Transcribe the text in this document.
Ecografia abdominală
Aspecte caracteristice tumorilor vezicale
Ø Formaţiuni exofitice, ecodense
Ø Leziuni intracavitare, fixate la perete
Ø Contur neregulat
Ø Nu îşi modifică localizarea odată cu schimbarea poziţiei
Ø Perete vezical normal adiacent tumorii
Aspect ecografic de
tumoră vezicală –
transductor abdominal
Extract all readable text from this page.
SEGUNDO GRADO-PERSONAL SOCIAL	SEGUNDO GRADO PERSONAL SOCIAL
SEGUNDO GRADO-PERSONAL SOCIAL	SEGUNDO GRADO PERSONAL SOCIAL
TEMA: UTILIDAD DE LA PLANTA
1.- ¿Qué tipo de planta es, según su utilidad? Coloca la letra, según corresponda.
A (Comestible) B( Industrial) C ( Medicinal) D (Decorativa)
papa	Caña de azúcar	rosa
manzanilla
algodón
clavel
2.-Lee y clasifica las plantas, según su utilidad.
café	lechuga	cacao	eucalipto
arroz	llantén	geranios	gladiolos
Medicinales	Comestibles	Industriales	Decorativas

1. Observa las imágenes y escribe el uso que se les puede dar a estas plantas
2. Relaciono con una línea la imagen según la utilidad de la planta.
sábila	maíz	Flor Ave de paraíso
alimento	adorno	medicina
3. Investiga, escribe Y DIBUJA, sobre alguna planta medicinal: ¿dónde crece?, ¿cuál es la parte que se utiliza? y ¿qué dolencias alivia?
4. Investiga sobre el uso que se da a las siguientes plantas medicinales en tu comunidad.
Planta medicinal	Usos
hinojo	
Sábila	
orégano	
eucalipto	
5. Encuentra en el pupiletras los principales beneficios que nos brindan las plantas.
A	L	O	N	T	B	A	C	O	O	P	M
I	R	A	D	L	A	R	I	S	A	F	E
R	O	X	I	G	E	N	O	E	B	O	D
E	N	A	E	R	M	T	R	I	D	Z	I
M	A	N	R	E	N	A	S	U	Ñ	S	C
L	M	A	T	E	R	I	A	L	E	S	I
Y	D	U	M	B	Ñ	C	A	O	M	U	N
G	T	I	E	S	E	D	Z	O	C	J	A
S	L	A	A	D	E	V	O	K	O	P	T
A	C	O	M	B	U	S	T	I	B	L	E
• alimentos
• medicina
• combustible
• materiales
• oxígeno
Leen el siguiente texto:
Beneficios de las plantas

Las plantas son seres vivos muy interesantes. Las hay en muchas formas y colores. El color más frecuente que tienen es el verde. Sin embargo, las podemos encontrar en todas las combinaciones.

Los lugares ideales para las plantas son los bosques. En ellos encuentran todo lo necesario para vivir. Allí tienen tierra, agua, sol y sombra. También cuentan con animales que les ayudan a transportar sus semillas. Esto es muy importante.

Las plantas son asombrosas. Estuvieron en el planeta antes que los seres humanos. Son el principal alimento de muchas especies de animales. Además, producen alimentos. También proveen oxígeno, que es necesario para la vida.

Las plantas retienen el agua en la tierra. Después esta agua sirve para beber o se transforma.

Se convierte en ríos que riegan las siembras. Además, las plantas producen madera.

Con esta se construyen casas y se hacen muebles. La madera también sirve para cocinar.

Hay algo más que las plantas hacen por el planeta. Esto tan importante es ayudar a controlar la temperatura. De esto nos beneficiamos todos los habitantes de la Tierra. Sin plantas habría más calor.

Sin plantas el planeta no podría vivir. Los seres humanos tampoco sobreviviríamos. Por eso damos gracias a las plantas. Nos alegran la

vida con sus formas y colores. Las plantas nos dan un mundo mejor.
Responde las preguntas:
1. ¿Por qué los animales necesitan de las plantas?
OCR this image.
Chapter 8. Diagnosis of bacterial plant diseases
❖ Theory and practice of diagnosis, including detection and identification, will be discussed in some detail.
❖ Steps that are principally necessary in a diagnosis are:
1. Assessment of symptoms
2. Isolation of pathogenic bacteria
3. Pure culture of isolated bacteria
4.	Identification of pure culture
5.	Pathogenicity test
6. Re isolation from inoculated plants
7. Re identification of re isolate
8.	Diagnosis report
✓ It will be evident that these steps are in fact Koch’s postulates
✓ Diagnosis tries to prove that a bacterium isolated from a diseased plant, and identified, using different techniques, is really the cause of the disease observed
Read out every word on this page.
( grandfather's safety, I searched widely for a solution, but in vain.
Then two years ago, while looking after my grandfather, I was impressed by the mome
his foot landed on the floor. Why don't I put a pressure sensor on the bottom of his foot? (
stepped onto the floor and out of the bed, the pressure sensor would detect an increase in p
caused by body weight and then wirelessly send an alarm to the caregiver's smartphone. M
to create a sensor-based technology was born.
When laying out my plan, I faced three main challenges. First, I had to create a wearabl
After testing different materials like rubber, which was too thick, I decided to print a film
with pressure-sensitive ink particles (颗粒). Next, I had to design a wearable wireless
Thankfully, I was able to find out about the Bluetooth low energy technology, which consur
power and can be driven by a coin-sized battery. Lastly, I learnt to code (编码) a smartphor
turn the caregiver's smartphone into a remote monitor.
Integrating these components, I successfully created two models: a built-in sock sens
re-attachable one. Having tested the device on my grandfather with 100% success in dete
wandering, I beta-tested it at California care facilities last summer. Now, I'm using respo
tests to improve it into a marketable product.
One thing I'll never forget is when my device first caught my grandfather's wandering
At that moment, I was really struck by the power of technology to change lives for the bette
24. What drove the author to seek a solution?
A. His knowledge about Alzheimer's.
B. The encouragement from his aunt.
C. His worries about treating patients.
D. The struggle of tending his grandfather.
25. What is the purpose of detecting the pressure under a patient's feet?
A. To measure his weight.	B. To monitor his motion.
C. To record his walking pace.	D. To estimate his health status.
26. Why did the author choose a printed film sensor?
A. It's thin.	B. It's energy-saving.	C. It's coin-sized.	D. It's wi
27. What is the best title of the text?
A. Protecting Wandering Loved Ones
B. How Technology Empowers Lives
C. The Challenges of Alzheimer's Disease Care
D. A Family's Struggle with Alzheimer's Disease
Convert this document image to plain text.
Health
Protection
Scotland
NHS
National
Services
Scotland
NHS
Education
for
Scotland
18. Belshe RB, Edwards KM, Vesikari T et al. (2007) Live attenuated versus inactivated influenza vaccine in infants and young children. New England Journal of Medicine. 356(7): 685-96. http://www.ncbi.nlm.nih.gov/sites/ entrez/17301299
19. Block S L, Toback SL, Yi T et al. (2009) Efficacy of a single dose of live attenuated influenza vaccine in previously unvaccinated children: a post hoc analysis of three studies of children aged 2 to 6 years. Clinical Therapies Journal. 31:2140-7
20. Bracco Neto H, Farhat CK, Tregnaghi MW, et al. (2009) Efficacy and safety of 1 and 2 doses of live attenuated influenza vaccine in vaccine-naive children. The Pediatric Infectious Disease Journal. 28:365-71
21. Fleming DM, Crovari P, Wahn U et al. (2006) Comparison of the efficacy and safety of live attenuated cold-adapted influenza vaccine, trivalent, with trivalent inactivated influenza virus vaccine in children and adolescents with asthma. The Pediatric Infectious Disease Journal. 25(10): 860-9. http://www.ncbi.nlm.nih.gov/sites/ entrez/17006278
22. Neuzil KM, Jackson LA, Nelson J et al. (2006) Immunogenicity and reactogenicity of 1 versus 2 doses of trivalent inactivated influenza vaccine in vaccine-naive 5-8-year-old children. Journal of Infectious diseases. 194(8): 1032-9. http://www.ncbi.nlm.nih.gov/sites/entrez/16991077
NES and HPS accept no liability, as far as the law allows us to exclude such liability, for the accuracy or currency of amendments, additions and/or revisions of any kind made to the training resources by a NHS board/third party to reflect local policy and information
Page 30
----
### Brief:
Wherever a line in the data above contains the word "this", copy that line.

### Exercise response:
Transcribe the text in this document.
Extract all readable text from this page.
OCR this image.
Read out every word on this page.
Convert this document image to plain text.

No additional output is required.